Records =
==*==

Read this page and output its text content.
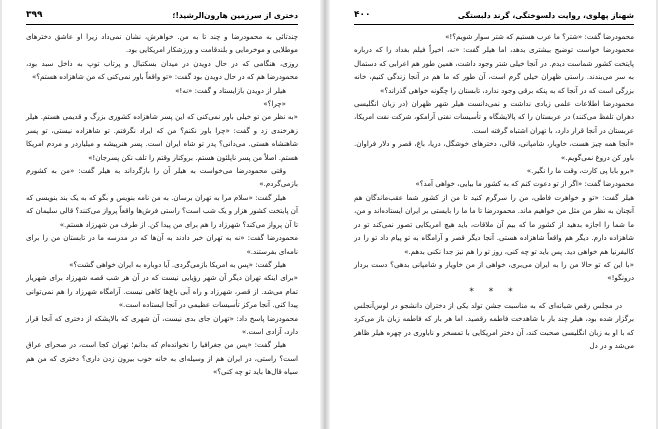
دختری از سرزمین هارون‌الرشید!؛
۳۹۹

چندتائی به محمودرضا و چند تا به من. خواهرش، نشان نمی‌داد زیرا او عاشق دخترهای موطلایی و موخرمایی و بلندقامت و ورزشکار امریکایی بود.

روزی، هنگامی که در حال دویدن در میدان بسکتبال و پرتاب توپ به داخل سبد بود، محمودرضا هم که در حال دویدن بود گفت: «تو واقعاً باور نمی‌کنی که من شاهزاده هستم؟»

هیلر از دویدن بازایستاد و گفت: «نه!»

«چرا؟»

«به نظر من تو خیلی باور نمی‌کنی که این پسر شاهزاده کشوری بزرگ و قدیمی هستم. هیلر زهرخندی زد و گفت: «چرا باور نکنم؟ من که ایراد نگرفتم. تو شاهزاده نیستی، تو پسر شاهنشاه هستی. می‌دانی؟ پدر تو شاه ایران است. پسر هنرپیشه و میلیاردر و مردم امریکا هستم. اصلاً من پسر ناپلئون هستم. بروکنار وقتم را تلف نکن پسرجان!»

وقتی محمودرضا می‌خواست به هیلر آن را بازگرداند به هیلر گفت: «من به کشورم بازمی‌گردم.»

هیلر گفت: «سلام مرا به تهران برسان. به من نامه بنویس و بگو که به یک بند بنویسی که آن پایتخت کشور هزار و یک شب است؟ راستی فرش‌ها واقعاً پرواز می‌کنند؟ قالی سلیمان که تا آن پرواز می‌کند؟ شهرزاد را هم برای من پیدا کن. از طرف من شهرزاد هستم.»

محمودرضا گفت: «نه به تهران خبر دادند به آن‌ها که در مدرسه ما در تابستان من را برای نامه‌ای بفرستند.»

هیلر گفت: «پس به امریکا بازمی‌گردی. آیا دوباره به ایران خواهی گشت؟»

«برای اینکه تهران دیگر آن شهر رؤیایی نیست که در آن هر شب قصه شهرزاد برای شهریار تمام می‌شد. از قصر، شهرزاد و راه آبی باغ‌ها کاهی نیست. آرامگاه شهرزاد را هم نمی‌توانی پیدا کنی. آنجا مرکز تأسیسات عظیمی در آنجا ایستاده است.»

محمودرضا پاسخ داد: «تهران جای بدی نیست، آن شهری که بالاپشکه از دختری که آنجا قرار دارد، آزادی است.»

هیلر گفت: «پس من جغرافیا را نخوانده‌ام که بدانم؛ تهران کجا است، در صحرای عراق است؟ راستی، در ایران هم از وسیله‌ای به خانه خوب بیرون زدن داری؟ دختری که من هم سیاه قال‌ها باید تو چه کنی؟»

شهناز پهلوی، روایت دلسوختگی، گرند دلبستگی
۴۰۰

محمودرضا گفت: «شتر؟ ما عرب هستیم که شتر سوار شویم؟!»

محمودرضا خواست توضیح بیشتری بدهد، اما هیلر گفت: «نه، اخیراً فیلم بغداد را که درباره پایتخت کشور شماست دیدم. در آنجا خیلی شتر وجود داشت، همین طور هم اعرابی که دستمال به سر می‌بندند. راستی ظهران خیلی گرم است، آن طور که ما هم در آنجا زندگی کنیم، خانه بزرگی است که در آنجا که به پنکه برقی وجود ندارد، تابستان را چگونه خواهی گذراند؟»

محمودرضا اطلاعات علمی زیادی نداشت و نمی‌دانست هیلر شهر ظهران (در زبان انگلیسی دهران تلفظ می‌کنند) در عربستان را که پالایشگاه و تأسیسات نفتی آرامکو، شرکت نفت امریکا، عربستان در آنجا قرار دارد، با تهران اشتباه گرفته است.

«آنجا همه چیز هست، خاویار، شامپانی، قالی، دخترهای خوشگل، دریا، باغ، قصر و دلار فراوان. باور کن دروغ نمی‌گویم.»

«برو بابا پی کارت، وقت ما را نگیر.»

محمودرضا گفت: «اگر از تو دعوت کنم که به کشور ما بیایی، خواهی آمد؟»

هیلر گفت: «تو و خواهرت فاطی، من را سرگرم کنید تا من از کشور شما عقب‌ماندگان هم آنچنان به نظر من مثل من خواهیم ماند. محمودرضا تا ما ما را بایستی بر ایران ایستاده‌اند و من، ما شما را اجازه بدهید از کشور ما که بیم آن ملاقات، باید هیچ امریکایی تصور نمی‌کند تو در شاهزاده دارم. دیگر هم واقعاً شاهزاده هستی. آنجا دیگر قصر و آرامگاه به تو پیام داد تو را در کالیفرنیا هم خواهی دید. پس باید تو چه کنی، روز تو را هم نیز جدا نکنی بدهم.»

«با این که تو حالا من را به ایران می‌بری، خواهی از من خاویار و شامپانی بدهی؟ دست بردار درونگو!»

* * *

در مجلس رقص شبانه‌ای که به مناسبت جشن تولد یکی از دختران دانشجو در لوس‌آنجلس برگزار شده بود، هیلر چند بار با شاهدخت فاطمه رقصید. اما هر بار که فاطمه زبان باز می‌کرد که با او به زبان انگلیسی صحبت کند، آن دختر امریکایی با تمسخر و ناباوری در چهره هیلر ظاهر می‌شد و در دل
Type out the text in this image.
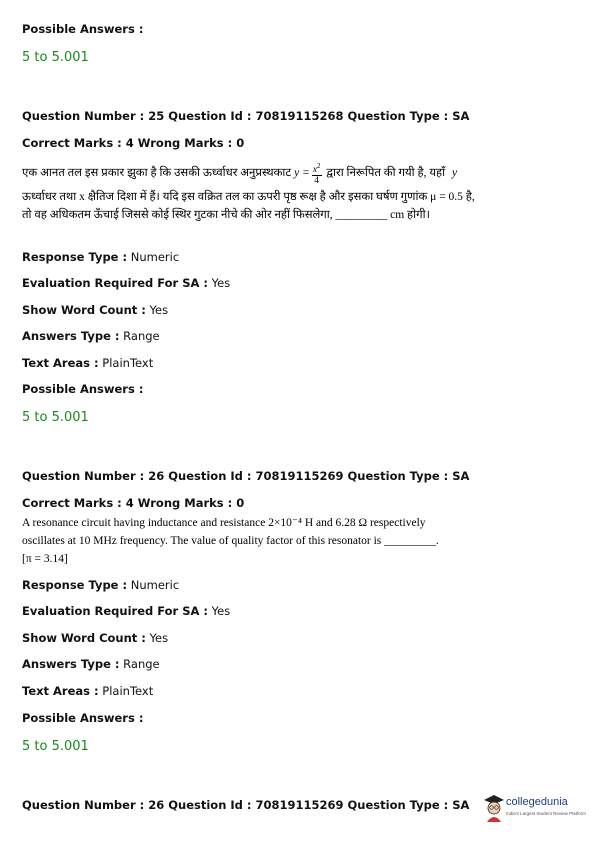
Possible Answers :
5 to 5.001
Question Number : 25 Question Id : 70819115268 Question Type : SA
Correct Marks : 4 Wrong Marks : 0
एक आनत तल इस प्रकार झुका है कि उसकी ऊर्ध्वाधर अनुप्रस्थकाट $y = \frac{x^2}{4}$ द्वारा निरूपित की गयी है, यहाँ y
ऊर्ध्वाधर तथा x क्षैतिज दिशा में हैं। यदि इस वक्रित तल का ऊपरी पृष्ठ रूक्ष है और इसका घर्षण गुणांक μ = 0.5 है,
तो वह अधिकतम ऊँचाई जिससे कोई स्थिर गुटका नीचे की ओर नहीं फिसलेगा, _________ cm होगी।
Response Type : Numeric
Evaluation Required For SA : Yes
Show Word Count : Yes
Answers Type : Range
Text Areas : PlainText
Possible Answers :
5 to 5.001
Question Number : 26 Question Id : 70819115269 Question Type : SA
Correct Marks : 4 Wrong Marks : 0
A resonance circuit having inductance and resistance 2×10⁻⁴ H and 6.28 Ω respectively
oscillates at 10 MHz frequency. The value of quality factor of this resonator is _________.
[π = 3.14]
Response Type : Numeric
Evaluation Required For SA : Yes
Show Word Count : Yes
Answers Type : Range
Text Areas : PlainText
Possible Answers :
5 to 5.001
Question Number : 26 Question Id : 70819115269 Question Type : SA	collegedunia
India's Largest Student Review Platform
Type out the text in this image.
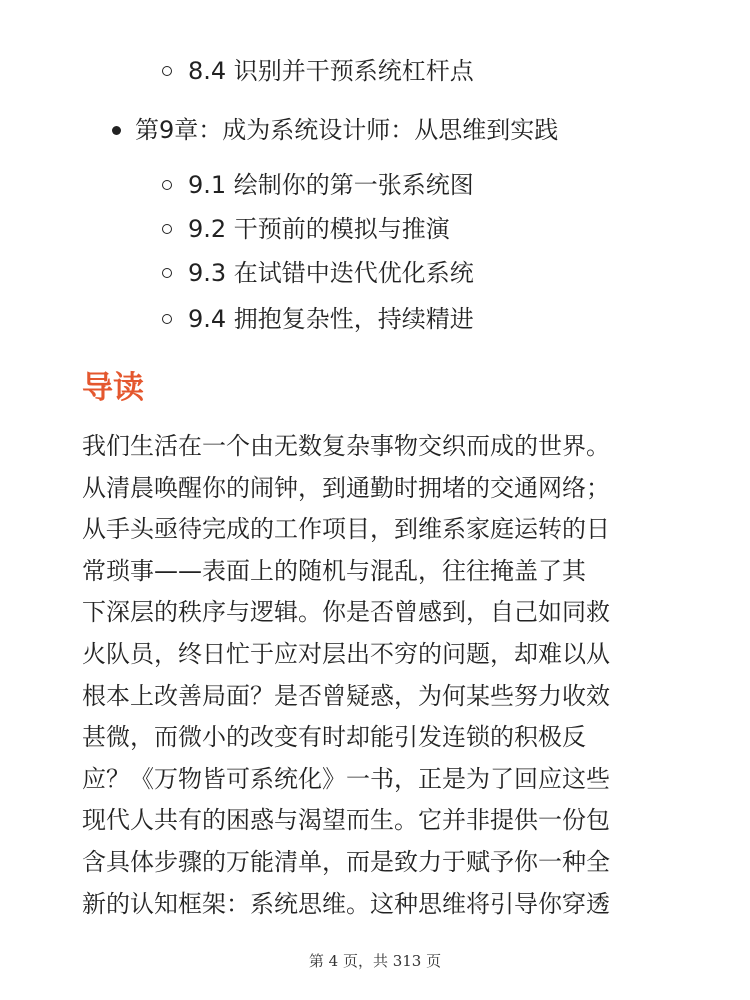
8.4 识别并干预系统杠杆点
第9章：成为系统设计师：从思维到实践
9.1 绘制你的第一张系统图
9.2 干预前的模拟与推演
9.3 在试错中迭代优化系统
9.4 拥抱复杂性，持续精进
导读
我们生活在一个由无数复杂事物交织而成的世界。
从清晨唤醒你的闹钟，到通勤时拥堵的交通网络；
从手头亟待完成的工作项目，到维系家庭运转的日
常琐事——表面上的随机与混乱，往往掩盖了其
下深层的秩序与逻辑。你是否曾感到，自己如同救
火队员，终日忙于应对层出不穷的问题，却难以从
根本上改善局面？是否曾疑惑，为何某些努力收效
甚微，而微小的改变有时却能引发连锁的积极反
应？《万物皆可系统化》一书，正是为了回应这些
现代人共有的困惑与渴望而生。它并非提供一份包
含具体步骤的万能清单，而是致力于赋予你一种全
新的认知框架：系统思维。这种思维将引导你穿透
第 4 页，共 313 页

==*==

DESCRIPTION OF THE TASK = Write out the whole listing again, exactly, with no pictures.

SOLUTION FOR THIS PROBLEM =
Read this page and output its text content.
دختری از سرزمین هارون‌الرشید!؛
۳۹۹

چندتائی به محمودرضا و چند تا به من. خواهرش، نشان نمی‌داد زیرا او عاشق دخترهای موطلایی و موخرمایی و بلندقامت و ورزشکار امریکایی بود.

روزی، هنگامی که در حال دویدن در میدان بسکتبال و پرتاب توپ به داخل سبد بود، محمودرضا هم که در حال دویدن بود گفت: «تو واقعاً باور نمی‌کنی که من شاهزاده هستم؟»

هیلر از دویدن بازایستاد و گفت: «نه!»

«چرا؟»

«به نظر من تو خیلی باور نمی‌کنی که این پسر شاهزاده کشوری بزرگ و قدیمی هستم. هیلر زهرخندی زد و گفت: «چرا باور نکنم؟ من که ایراد نگرفتم. تو شاهزاده نیستی، تو پسر شاهنشاه هستی. می‌دانی؟ پدر تو شاه ایران است. پسر هنرپیشه و میلیاردر و مردم امریکا هستم. اصلاً من پسر ناپلئون هستم. بروکنار وقتم را تلف نکن پسرجان!»

وقتی محمودرضا می‌خواست به هیلر آن را بازگرداند به هیلر گفت: «من به کشورم بازمی‌گردم.»

هیلر گفت: «سلام مرا به تهران برسان. به من نامه بنویس و بگو که به یک بند بنویسی که آن پایتخت کشور هزار و یک شب است؟ راستی فرش‌ها واقعاً پرواز می‌کنند؟ قالی سلیمان که تا آن پرواز می‌کند؟ شهرزاد را هم برای من پیدا کن. از طرف من شهرزاد هستم.»

محمودرضا گفت: «نه به تهران خبر دادند به آن‌ها که در مدرسه ما در تابستان من را برای نامه‌ای بفرستند.»

هیلر گفت: «پس به امریکا بازمی‌گردی. آیا دوباره به ایران خواهی گشت؟»

«برای اینکه تهران دیگر آن شهر رؤیایی نیست که در آن هر شب قصه شهرزاد برای شهریار تمام می‌شد. از قصر، شهرزاد و راه آبی باغ‌ها کاهی نیست. آرامگاه شهرزاد را هم نمی‌توانی پیدا کنی. آنجا مرکز تأسیسات عظیمی در آنجا ایستاده است.»

محمودرضا پاسخ داد: «تهران جای بدی نیست، آن شهری که بالاپشکه از دختری که آنجا قرار دارد، آزادی است.»

هیلر گفت: «پس من جغرافیا را نخوانده‌ام که بدانم؛ تهران کجا است، در صحرای عراق است؟ راستی، در ایران هم از وسیله‌ای به خانه خوب بیرون زدن داری؟ دختری که من هم سیاه قال‌ها باید تو چه کنی؟»

شهناز پهلوی، روایت دلسوختگی، گرند دلبستگی
۴۰۰

محمودرضا گفت: «شتر؟ ما عرب هستیم که شتر سوار شویم؟!»

محمودرضا خواست توضیح بیشتری بدهد، اما هیلر گفت: «نه، اخیراً فیلم بغداد را که درباره پایتخت کشور شماست دیدم. در آنجا خیلی شتر وجود داشت، همین طور هم اعرابی که دستمال به سر می‌بندند. راستی ظهران خیلی گرم است، آن طور که ما هم در آنجا زندگی کنیم، خانه بزرگی است که در آنجا که به پنکه برقی وجود ندارد، تابستان را چگونه خواهی گذراند؟»

محمودرضا اطلاعات علمی زیادی نداشت و نمی‌دانست هیلر شهر ظهران (در زبان انگلیسی دهران تلفظ می‌کنند) در عربستان را که پالایشگاه و تأسیسات نفتی آرامکو، شرکت نفت امریکا، عربستان در آنجا قرار دارد، با تهران اشتباه گرفته است.

«آنجا همه چیز هست، خاویار، شامپانی، قالی، دخترهای خوشگل، دریا، باغ، قصر و دلار فراوان. باور کن دروغ نمی‌گویم.»

«برو بابا پی کارت، وقت ما را نگیر.»

محمودرضا گفت: «اگر از تو دعوت کنم که به کشور ما بیایی، خواهی آمد؟»

هیلر گفت: «تو و خواهرت فاطی، من را سرگرم کنید تا من از کشور شما عقب‌ماندگان هم آنچنان به نظر من مثل من خواهیم ماند. محمودرضا تا ما ما را بایستی بر ایران ایستاده‌اند و من، ما شما را اجازه بدهید از کشور ما که بیم آن ملاقات، باید هیچ امریکایی تصور نمی‌کند تو در شاهزاده دارم. دیگر هم واقعاً شاهزاده هستی. آنجا دیگر قصر و آرامگاه به تو پیام داد تو را در کالیفرنیا هم خواهی دید. پس باید تو چه کنی، روز تو را هم نیز جدا نکنی بدهم.»

«با این که تو حالا من را به ایران می‌بری، خواهی از من خاویار و شامپانی بدهی؟ دست بردار درونگو!»

* * *

در مجلس رقص شبانه‌ای که به مناسبت جشن تولد یکی از دختران دانشجو در لوس‌آنجلس برگزار شده بود، هیلر چند بار با شاهدخت فاطمه رقصید. اما هر بار که فاطمه زبان باز می‌کرد که با او به زبان انگلیسی صحبت کند، آن دختر امریکایی با تمسخر و ناباوری در چهره هیلر ظاهر می‌شد و در دل
Type out the text in this image.
Possible Answers :
5 to 5.001
Question Number : 25 Question Id : 70819115268 Question Type : SA
Correct Marks : 4 Wrong Marks : 0
एक आनत तल इस प्रकार झुका है कि उसकी ऊर्ध्वाधर अनुप्रस्थकाट $y = \frac{x^2}{4}$ द्वारा निरूपित की गयी है, यहाँ y
ऊर्ध्वाधर तथा x क्षैतिज दिशा में हैं। यदि इस वक्रित तल का ऊपरी पृष्ठ रूक्ष है और इसका घर्षण गुणांक μ = 0.5 है,
तो वह अधिकतम ऊँचाई जिससे कोई स्थिर गुटका नीचे की ओर नहीं फिसलेगा, _________ cm होगी।
Response Type : Numeric
Evaluation Required For SA : Yes
Show Word Count : Yes
Answers Type : Range
Text Areas : PlainText
Possible Answers :
5 to 5.001
Question Number : 26 Question Id : 70819115269 Question Type : SA
Correct Marks : 4 Wrong Marks : 0
A resonance circuit having inductance and resistance 2×10⁻⁴ H and 6.28 Ω respectively
oscillates at 10 MHz frequency. The value of quality factor of this resonator is _________.
[π = 3.14]
Response Type : Numeric
Evaluation Required For SA : Yes
Show Word Count : Yes
Answers Type : Range
Text Areas : PlainText
Possible Answers :
5 to 5.001
Question Number : 26 Question Id : 70819115269 Question Type : SA	collegedunia
India's Largest Student Review Platform
Type out the text in this image.
8.4 识别并干预系统杠杆点
第9章：成为系统设计师：从思维到实践
9.1 绘制你的第一张系统图
9.2 干预前的模拟与推演
9.3 在试错中迭代优化系统
9.4 拥抱复杂性，持续精进
导读
我们生活在一个由无数复杂事物交织而成的世界。
从清晨唤醒你的闹钟，到通勤时拥堵的交通网络；
从手头亟待完成的工作项目，到维系家庭运转的日
常琐事——表面上的随机与混乱，往往掩盖了其
下深层的秩序与逻辑。你是否曾感到，自己如同救
火队员，终日忙于应对层出不穷的问题，却难以从
根本上改善局面？是否曾疑惑，为何某些努力收效
甚微，而微小的改变有时却能引发连锁的积极反
应？《万物皆可系统化》一书，正是为了回应这些
现代人共有的困惑与渴望而生。它并非提供一份包
含具体步骤的万能清单，而是致力于赋予你一种全
新的认知框架：系统思维。这种思维将引导你穿透
第 4 页，共 313 页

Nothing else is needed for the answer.